## TASK TO COMPLETE
The listing beneath should be written out in full, exactly as shown.

Dataset items
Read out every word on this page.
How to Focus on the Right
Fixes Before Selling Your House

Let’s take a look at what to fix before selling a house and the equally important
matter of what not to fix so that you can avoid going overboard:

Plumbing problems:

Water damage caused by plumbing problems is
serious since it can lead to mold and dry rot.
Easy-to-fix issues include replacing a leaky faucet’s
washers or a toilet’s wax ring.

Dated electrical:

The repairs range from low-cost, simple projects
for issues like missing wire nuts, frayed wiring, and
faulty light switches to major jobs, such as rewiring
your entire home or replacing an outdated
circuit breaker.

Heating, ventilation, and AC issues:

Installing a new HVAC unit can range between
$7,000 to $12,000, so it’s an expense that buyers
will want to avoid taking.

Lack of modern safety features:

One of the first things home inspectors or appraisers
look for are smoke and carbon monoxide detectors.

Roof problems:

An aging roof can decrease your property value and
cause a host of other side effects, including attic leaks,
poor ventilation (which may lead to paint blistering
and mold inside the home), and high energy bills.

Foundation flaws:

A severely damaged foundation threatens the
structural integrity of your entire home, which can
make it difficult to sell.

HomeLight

## RESPONSE TO THIS EXERCISE
Read out every word on this page.
How to Focus on the Right
Fixes Before Selling Your House

Let’s take a look at what to fix before selling a house and the equally important
matter of what not to fix so that you can avoid going overboard:

Plumbing problems:

Water damage caused by plumbing problems is
serious since it can lead to mold and dry rot.
Easy-to-fix issues include replacing a leaky faucet’s
washers or a toilet’s wax ring.

Dated electrical:

The repairs range from low-cost, simple projects
for issues like missing wire nuts, frayed wiring, and
faulty light switches to major jobs, such as rewiring
your entire home or replacing an outdated
circuit breaker.

Heating, ventilation, and AC issues:

Installing a new HVAC unit can range between
$7,000 to $12,000, so it’s an expense that buyers
will want to avoid taking.

Lack of modern safety features:

One of the first things home inspectors or appraisers
look for are smoke and carbon monoxide detectors.

Roof problems:

An aging roof can decrease your property value and
cause a host of other side effects, including attic leaks,
poor ventilation (which may lead to paint blistering
and mold inside the home), and high energy bills.

Foundation flaws:

A severely damaged foundation threatens the
structural integrity of your entire home, which can
make it difficult to sell.

HomeLight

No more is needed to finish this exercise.